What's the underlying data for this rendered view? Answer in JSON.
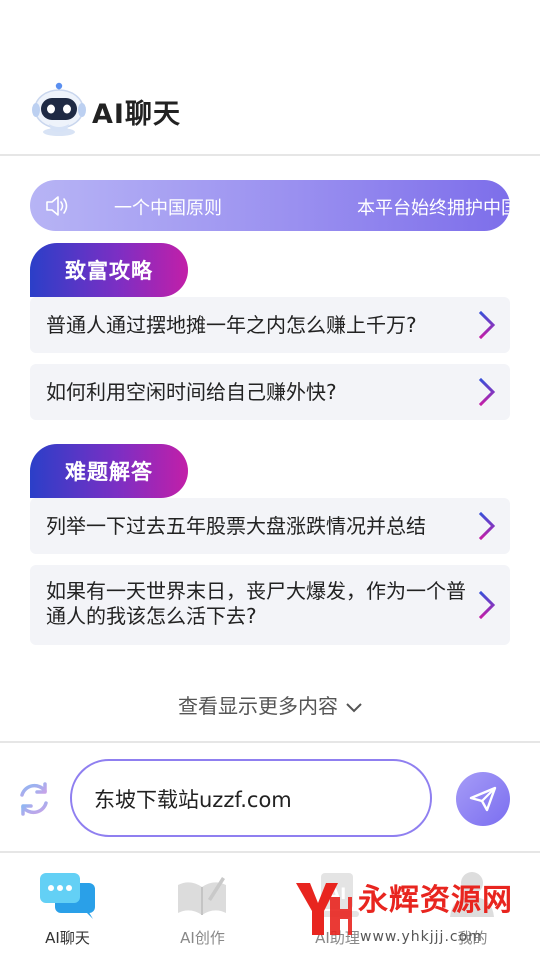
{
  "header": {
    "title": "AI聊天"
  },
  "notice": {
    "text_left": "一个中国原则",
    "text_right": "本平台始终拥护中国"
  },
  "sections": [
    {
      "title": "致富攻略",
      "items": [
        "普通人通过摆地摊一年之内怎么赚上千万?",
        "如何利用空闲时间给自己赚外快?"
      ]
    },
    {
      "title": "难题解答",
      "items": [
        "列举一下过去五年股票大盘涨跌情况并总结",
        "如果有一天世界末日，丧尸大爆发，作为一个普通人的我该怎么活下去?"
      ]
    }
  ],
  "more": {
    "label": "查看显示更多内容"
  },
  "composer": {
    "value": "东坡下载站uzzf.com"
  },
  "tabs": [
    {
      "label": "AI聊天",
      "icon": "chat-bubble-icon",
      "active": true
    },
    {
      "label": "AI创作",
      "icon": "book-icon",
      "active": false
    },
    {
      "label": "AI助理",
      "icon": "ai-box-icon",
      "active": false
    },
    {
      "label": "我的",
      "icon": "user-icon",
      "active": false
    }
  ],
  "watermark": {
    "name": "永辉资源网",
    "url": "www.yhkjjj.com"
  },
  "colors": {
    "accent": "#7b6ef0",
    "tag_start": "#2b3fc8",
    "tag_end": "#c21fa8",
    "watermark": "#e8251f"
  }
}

---

_Do this_
Omit the pictures and output all of the other material exactly.

_Output of the task_
What's the underlying data for this rendered view? Answer in JSON.
{
  "header": {
    "title": "AI聊天"
  },
  "notice": {
    "text_left": "一个中国原则",
    "text_right": "本平台始终拥护中国"
  },
  "sections": [
    {
      "title": "致富攻略",
      "items": [
        "普通人通过摆地摊一年之内怎么赚上千万?",
        "如何利用空闲时间给自己赚外快?"
      ]
    },
    {
      "title": "难题解答",
      "items": [
        "列举一下过去五年股票大盘涨跌情况并总结",
        "如果有一天世界末日，丧尸大爆发，作为一个普通人的我该怎么活下去?"
      ]
    }
  ],
  "more": {
    "label": "查看显示更多内容"
  },
  "composer": {
    "value": "东坡下载站uzzf.com"
  },
  "tabs": [
    {
      "label": "AI聊天",
      "icon": "chat-bubble-icon",
      "active": true
    },
    {
      "label": "AI创作",
      "icon": "book-icon",
      "active": false
    },
    {
      "label": "AI助理",
      "icon": "ai-box-icon",
      "active": false
    },
    {
      "label": "我的",
      "icon": "user-icon",
      "active": false
    }
  ],
  "watermark": {
    "name": "永辉资源网",
    "url": "www.yhkjjj.com"
  },
  "colors": {
    "accent": "#7b6ef0",
    "tag_start": "#2b3fc8",
    "tag_end": "#c21fa8",
    "watermark": "#e8251f"
  }
}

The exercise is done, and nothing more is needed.